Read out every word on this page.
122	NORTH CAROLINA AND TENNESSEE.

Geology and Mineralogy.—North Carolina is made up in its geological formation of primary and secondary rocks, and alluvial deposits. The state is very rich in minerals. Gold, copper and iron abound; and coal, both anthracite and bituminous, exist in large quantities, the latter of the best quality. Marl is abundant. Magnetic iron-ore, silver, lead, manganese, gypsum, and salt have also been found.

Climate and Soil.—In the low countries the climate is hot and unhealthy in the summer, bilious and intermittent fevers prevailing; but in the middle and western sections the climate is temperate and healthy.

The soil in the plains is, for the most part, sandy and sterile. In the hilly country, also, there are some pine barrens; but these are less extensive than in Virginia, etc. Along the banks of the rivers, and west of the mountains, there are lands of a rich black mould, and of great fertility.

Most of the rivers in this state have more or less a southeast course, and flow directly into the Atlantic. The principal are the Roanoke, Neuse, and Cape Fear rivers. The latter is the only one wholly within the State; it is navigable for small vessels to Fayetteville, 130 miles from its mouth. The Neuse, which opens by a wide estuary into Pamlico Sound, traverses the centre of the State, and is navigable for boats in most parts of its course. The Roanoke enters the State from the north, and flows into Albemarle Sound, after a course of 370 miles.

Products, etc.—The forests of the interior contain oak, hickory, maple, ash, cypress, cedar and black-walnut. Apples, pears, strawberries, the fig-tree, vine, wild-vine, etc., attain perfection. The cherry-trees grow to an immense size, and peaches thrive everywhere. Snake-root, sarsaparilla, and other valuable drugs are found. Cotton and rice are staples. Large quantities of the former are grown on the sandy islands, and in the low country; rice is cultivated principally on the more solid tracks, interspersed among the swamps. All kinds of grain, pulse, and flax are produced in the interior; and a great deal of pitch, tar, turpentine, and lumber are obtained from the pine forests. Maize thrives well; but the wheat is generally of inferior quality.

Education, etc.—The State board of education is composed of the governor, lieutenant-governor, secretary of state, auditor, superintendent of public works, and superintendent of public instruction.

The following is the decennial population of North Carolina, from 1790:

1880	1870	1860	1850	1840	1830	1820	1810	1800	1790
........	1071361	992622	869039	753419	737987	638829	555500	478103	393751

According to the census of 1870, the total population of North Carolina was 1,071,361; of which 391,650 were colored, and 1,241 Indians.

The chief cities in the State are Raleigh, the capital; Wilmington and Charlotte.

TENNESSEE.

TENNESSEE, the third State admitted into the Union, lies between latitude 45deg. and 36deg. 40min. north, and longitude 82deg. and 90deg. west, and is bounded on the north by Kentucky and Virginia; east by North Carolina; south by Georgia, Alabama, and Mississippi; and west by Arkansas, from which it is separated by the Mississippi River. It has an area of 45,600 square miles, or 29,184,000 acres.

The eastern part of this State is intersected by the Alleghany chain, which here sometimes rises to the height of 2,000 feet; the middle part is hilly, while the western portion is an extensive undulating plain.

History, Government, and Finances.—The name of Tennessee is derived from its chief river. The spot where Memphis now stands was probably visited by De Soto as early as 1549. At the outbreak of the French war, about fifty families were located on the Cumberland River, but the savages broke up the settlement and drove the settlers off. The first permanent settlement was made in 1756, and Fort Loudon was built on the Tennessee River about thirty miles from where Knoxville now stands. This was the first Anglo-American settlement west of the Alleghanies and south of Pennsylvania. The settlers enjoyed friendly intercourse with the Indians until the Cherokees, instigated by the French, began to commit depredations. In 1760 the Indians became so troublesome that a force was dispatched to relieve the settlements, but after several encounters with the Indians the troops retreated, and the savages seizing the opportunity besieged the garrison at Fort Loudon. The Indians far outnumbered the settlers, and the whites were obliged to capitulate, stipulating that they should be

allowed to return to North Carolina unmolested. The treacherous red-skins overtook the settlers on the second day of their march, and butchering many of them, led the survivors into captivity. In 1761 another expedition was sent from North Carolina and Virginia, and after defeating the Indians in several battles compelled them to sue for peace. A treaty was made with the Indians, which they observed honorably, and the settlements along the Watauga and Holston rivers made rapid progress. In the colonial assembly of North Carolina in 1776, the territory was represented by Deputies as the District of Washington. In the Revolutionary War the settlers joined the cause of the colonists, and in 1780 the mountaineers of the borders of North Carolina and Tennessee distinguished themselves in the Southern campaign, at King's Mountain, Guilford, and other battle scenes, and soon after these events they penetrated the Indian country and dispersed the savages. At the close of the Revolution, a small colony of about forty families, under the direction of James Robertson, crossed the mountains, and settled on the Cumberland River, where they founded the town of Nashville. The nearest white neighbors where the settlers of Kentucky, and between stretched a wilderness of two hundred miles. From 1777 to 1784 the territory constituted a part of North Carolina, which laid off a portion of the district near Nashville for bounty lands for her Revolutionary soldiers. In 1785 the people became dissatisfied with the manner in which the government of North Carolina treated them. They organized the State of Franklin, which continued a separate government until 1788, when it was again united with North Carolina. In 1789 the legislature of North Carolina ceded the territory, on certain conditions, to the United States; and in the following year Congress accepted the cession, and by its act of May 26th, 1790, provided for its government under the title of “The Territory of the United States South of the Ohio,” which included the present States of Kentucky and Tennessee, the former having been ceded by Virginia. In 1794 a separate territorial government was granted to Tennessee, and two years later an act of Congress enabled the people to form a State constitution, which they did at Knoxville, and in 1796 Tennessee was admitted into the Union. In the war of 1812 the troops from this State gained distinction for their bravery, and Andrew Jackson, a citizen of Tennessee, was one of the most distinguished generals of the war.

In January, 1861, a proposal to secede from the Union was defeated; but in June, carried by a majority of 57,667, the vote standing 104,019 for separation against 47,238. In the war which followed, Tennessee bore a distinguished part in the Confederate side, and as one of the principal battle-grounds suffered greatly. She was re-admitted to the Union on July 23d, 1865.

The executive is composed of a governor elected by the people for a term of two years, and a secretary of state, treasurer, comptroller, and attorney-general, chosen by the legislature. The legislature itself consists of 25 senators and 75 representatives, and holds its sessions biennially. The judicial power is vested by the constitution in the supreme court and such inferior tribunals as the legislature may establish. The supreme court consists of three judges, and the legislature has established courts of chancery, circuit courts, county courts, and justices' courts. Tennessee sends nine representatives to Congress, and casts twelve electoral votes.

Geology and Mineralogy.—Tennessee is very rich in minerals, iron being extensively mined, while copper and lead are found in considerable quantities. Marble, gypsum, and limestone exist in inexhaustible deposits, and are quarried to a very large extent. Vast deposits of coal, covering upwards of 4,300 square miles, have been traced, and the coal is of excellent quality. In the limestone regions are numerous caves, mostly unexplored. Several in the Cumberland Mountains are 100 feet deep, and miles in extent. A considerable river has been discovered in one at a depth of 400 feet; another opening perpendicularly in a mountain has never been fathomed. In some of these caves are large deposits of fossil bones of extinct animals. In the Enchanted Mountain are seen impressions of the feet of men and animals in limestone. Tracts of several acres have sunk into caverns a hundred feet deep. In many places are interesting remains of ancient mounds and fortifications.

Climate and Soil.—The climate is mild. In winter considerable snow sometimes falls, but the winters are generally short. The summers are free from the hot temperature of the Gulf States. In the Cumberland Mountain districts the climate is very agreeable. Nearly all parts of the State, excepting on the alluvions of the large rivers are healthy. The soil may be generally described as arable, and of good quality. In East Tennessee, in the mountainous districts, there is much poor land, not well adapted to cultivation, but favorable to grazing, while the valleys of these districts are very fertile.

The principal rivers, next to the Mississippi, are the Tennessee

* [WHAT IS BEING ASKED]: For the data above, state how many lines contain "population"; the number is the whole answer.

* [RESULT]: 2